* Exercise instructions *
Locate each line of the material that contains "budowlanych", then return it.

[START Data for the task]

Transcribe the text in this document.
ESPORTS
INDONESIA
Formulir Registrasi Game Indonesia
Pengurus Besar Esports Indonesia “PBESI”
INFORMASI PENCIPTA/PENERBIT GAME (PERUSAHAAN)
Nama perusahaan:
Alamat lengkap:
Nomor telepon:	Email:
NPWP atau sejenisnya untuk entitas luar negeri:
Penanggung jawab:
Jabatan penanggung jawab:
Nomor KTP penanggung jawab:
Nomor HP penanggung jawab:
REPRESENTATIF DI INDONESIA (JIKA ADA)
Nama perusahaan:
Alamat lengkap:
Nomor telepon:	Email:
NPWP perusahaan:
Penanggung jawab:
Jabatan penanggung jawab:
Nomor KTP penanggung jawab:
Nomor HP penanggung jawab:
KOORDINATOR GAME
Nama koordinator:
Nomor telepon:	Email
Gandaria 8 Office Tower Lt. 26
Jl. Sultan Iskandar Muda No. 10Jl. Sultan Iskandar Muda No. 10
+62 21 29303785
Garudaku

[END Data for the task]
[START Data for the task]

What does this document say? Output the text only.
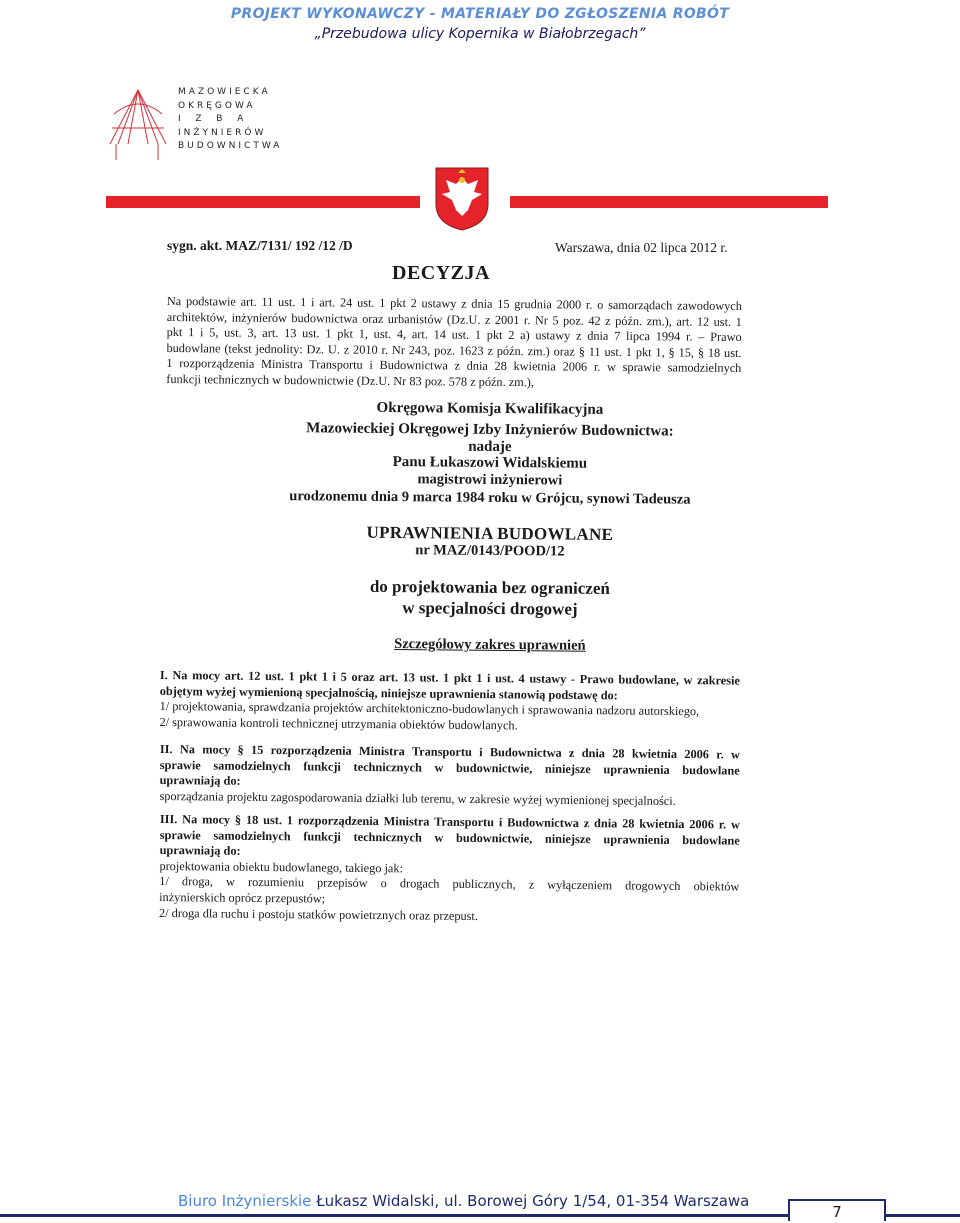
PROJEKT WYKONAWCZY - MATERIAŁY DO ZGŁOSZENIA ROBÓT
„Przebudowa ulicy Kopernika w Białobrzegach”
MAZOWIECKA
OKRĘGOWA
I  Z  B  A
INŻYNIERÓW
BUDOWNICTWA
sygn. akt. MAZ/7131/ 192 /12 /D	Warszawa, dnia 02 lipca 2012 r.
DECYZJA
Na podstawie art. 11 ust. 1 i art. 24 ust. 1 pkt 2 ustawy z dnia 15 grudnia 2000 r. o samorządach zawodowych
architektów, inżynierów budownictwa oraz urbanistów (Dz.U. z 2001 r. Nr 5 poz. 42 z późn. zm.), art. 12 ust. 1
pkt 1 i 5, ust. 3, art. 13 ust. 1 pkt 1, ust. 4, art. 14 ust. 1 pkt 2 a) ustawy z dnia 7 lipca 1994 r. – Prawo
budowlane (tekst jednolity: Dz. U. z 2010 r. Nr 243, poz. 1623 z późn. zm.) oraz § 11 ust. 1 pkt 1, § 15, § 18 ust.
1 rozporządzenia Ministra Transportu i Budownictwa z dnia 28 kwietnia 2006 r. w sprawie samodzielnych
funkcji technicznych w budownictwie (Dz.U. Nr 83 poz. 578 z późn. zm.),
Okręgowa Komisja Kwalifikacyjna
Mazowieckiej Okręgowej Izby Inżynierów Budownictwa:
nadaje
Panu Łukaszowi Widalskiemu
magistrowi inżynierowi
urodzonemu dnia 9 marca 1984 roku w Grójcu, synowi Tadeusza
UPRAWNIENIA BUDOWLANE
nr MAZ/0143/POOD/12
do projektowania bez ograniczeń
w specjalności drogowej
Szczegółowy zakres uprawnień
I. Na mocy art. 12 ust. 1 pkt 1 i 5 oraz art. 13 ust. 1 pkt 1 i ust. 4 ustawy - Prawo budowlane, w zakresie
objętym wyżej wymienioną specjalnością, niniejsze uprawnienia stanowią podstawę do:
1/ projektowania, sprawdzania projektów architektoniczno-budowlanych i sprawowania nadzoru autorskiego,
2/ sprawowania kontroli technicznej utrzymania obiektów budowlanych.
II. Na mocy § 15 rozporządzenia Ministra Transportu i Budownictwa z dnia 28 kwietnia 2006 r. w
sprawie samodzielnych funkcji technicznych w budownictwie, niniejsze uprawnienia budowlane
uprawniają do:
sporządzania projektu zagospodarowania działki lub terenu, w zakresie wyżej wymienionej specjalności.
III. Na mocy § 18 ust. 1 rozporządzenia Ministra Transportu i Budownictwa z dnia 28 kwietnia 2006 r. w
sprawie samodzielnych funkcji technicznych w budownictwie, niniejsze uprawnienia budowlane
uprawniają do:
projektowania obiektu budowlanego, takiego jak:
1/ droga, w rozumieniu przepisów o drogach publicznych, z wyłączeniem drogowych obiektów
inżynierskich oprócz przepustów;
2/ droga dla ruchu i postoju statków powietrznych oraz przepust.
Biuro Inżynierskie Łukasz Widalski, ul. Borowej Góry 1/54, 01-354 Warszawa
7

[END Data for the task]

* Full solution *
1/ projektowania, sprawdzania projektów architektoniczno-budowlanych i sprawowania nadzoru autorskiego,
2/ sprawowania kontroli technicznej utrzymania obiektów budowlanych.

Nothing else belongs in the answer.